# WRITTEN EXERCISE
Repeat all of the material below exactly as written, images excluded.

# RECORDS SUPPLIED
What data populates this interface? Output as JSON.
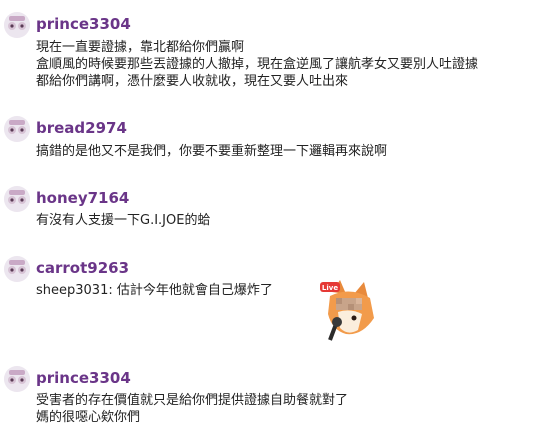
{
  "colors": {
    "username": "#6a3588",
    "text": "#222222",
    "background": "#ffffff"
  },
  "comments": [
    {
      "username": "prince3304",
      "avatar_icon": "user-avatar-icon",
      "lines": [
        "現在一直要證據，靠北都給你們贏啊",
        "盒順風的時候要那些丟證據的人撤掉，現在盒逆風了讓航孝女又要別人吐證據",
        "都給你們講啊，憑什麼要人收就收，現在又要人吐出來"
      ]
    },
    {
      "username": "bread2974",
      "avatar_icon": "user-avatar-icon",
      "lines": [
        "搞錯的是他又不是我們，你要不要重新整理一下邏輯再來說啊"
      ]
    },
    {
      "username": "honey7164",
      "avatar_icon": "user-avatar-icon",
      "lines": [
        "有沒有人支援一下G.I.JOE的蛤"
      ]
    },
    {
      "username": "carrot9263",
      "avatar_icon": "user-avatar-icon",
      "lines": [
        "sheep3031: 估計今年他就會自己爆炸了"
      ],
      "sticker": {
        "icon": "fox-live-sticker-icon",
        "badge": "Live"
      }
    },
    {
      "username": "prince3304",
      "avatar_icon": "user-avatar-icon",
      "lines": [
        "受害者的存在價值就只是給你們提供證據自助餐就對了",
        "媽的很噁心欸你們"
      ]
    }
  ]
}
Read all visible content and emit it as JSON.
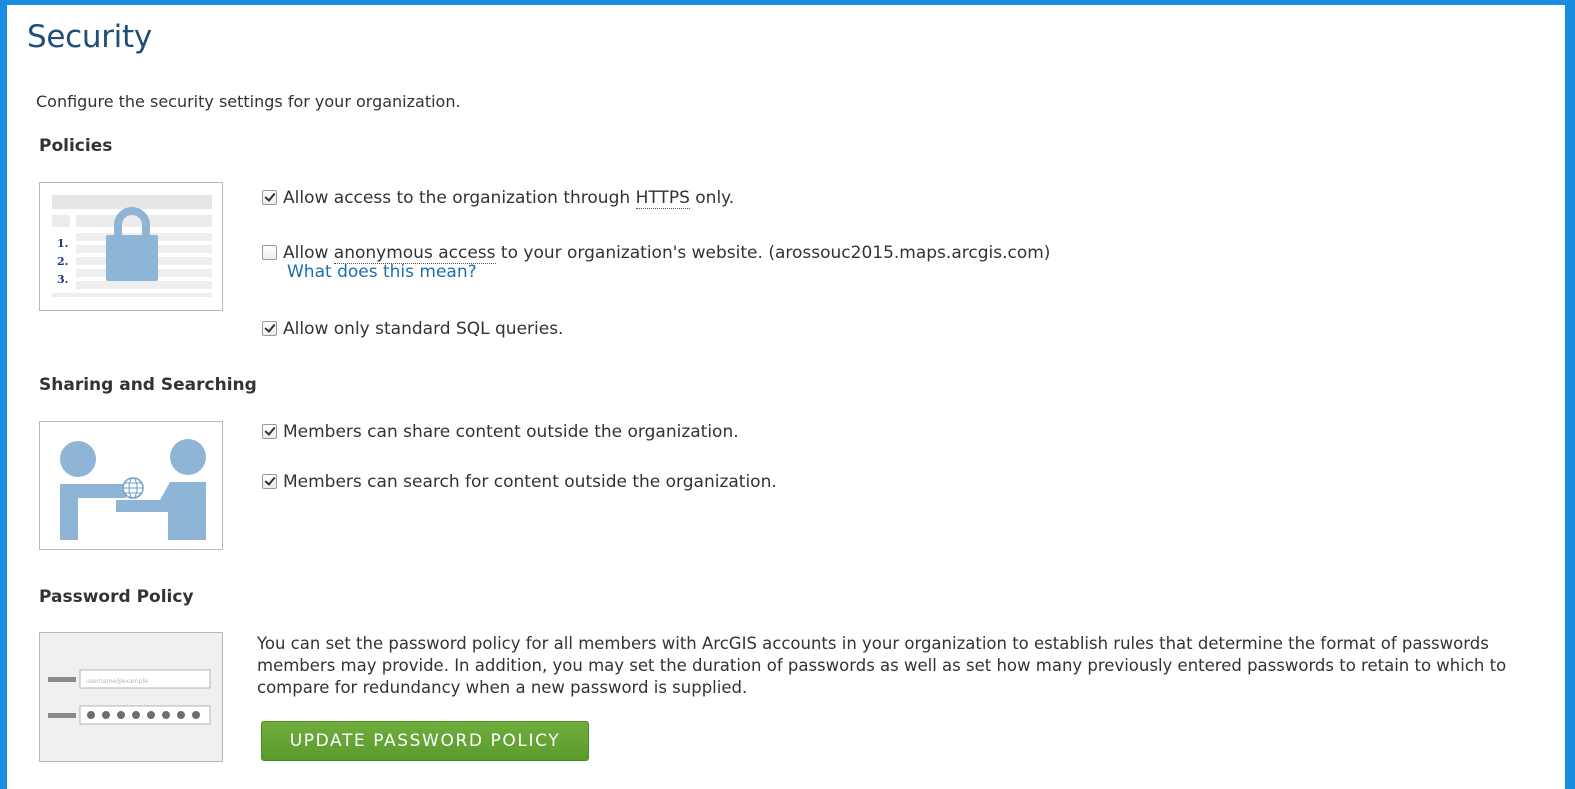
{
  "page": {
    "title": "Security",
    "intro": "Configure the security settings for your organization."
  },
  "policies": {
    "heading": "Policies",
    "https_option": {
      "checked": true,
      "text_before": "Allow access to the organization through",
      "abbr": "HTTPS",
      "text_after": "only."
    },
    "anonymous_option": {
      "checked": false,
      "text_before": "Allow",
      "abbr": "anonymous access",
      "text_after": "to your organization's website. (arossouc2015.maps.arcgis.com)",
      "help_link": "What does this mean?"
    },
    "sql_option": {
      "checked": true,
      "label": "Allow only standard SQL queries."
    },
    "image_list_numbers": [
      "1.",
      "2.",
      "3."
    ]
  },
  "sharing": {
    "heading": "Sharing and Searching",
    "share_option": {
      "checked": true,
      "label": "Members can share content outside the organization."
    },
    "search_option": {
      "checked": true,
      "label": "Members can search for content outside the organization."
    }
  },
  "password": {
    "heading": "Password Policy",
    "description": "You can set the password policy for all members with ArcGIS accounts in your organization to establish rules that determine the format of passwords members may provide. In addition, you may set the duration of passwords as well as set how many previously entered passwords to retain to which to compare for redundancy when a new password is supplied.",
    "button_label": "UPDATE PASSWORD POLICY",
    "image_username_text": "username@example"
  },
  "colors": {
    "background": "#1a8de0",
    "title": "#1f4e79",
    "link": "#1a6fb3",
    "button": "#5b9a2d",
    "illustration": "#8fb5d6"
  }
}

# COMPLETED TASK
What data populates this interface? Output as JSON.
{
  "colors": {
    "username": "#6a3588",
    "text": "#222222",
    "background": "#ffffff"
  },
  "comments": [
    {
      "username": "prince3304",
      "avatar_icon": "user-avatar-icon",
      "lines": [
        "現在一直要證據，靠北都給你們贏啊",
        "盒順風的時候要那些丟證據的人撤掉，現在盒逆風了讓航孝女又要別人吐證據",
        "都給你們講啊，憑什麼要人收就收，現在又要人吐出來"
      ]
    },
    {
      "username": "bread2974",
      "avatar_icon": "user-avatar-icon",
      "lines": [
        "搞錯的是他又不是我們，你要不要重新整理一下邏輯再來說啊"
      ]
    },
    {
      "username": "honey7164",
      "avatar_icon": "user-avatar-icon",
      "lines": [
        "有沒有人支援一下G.I.JOE的蛤"
      ]
    },
    {
      "username": "carrot9263",
      "avatar_icon": "user-avatar-icon",
      "lines": [
        "sheep3031: 估計今年他就會自己爆炸了"
      ],
      "sticker": {
        "icon": "fox-live-sticker-icon",
        "badge": "Live"
      }
    },
    {
      "username": "prince3304",
      "avatar_icon": "user-avatar-icon",
      "lines": [
        "受害者的存在價值就只是給你們提供證據自助餐就對了",
        "媽的很噁心欸你們"
      ]
    }
  ]
}
Read all visible content and emit it as JSON.
{
  "page": {
    "title": "Security",
    "intro": "Configure the security settings for your organization."
  },
  "policies": {
    "heading": "Policies",
    "https_option": {
      "checked": true,
      "text_before": "Allow access to the organization through",
      "abbr": "HTTPS",
      "text_after": "only."
    },
    "anonymous_option": {
      "checked": false,
      "text_before": "Allow",
      "abbr": "anonymous access",
      "text_after": "to your organization's website. (arossouc2015.maps.arcgis.com)",
      "help_link": "What does this mean?"
    },
    "sql_option": {
      "checked": true,
      "label": "Allow only standard SQL queries."
    },
    "image_list_numbers": [
      "1.",
      "2.",
      "3."
    ]
  },
  "sharing": {
    "heading": "Sharing and Searching",
    "share_option": {
      "checked": true,
      "label": "Members can share content outside the organization."
    },
    "search_option": {
      "checked": true,
      "label": "Members can search for content outside the organization."
    }
  },
  "password": {
    "heading": "Password Policy",
    "description": "You can set the password policy for all members with ArcGIS accounts in your organization to establish rules that determine the format of passwords members may provide. In addition, you may set the duration of passwords as well as set how many previously entered passwords to retain to which to compare for redundancy when a new password is supplied.",
    "button_label": "UPDATE PASSWORD POLICY",
    "image_username_text": "username@example"
  },
  "colors": {
    "background": "#1a8de0",
    "title": "#1f4e79",
    "link": "#1a6fb3",
    "button": "#5b9a2d",
    "illustration": "#8fb5d6"
  }
}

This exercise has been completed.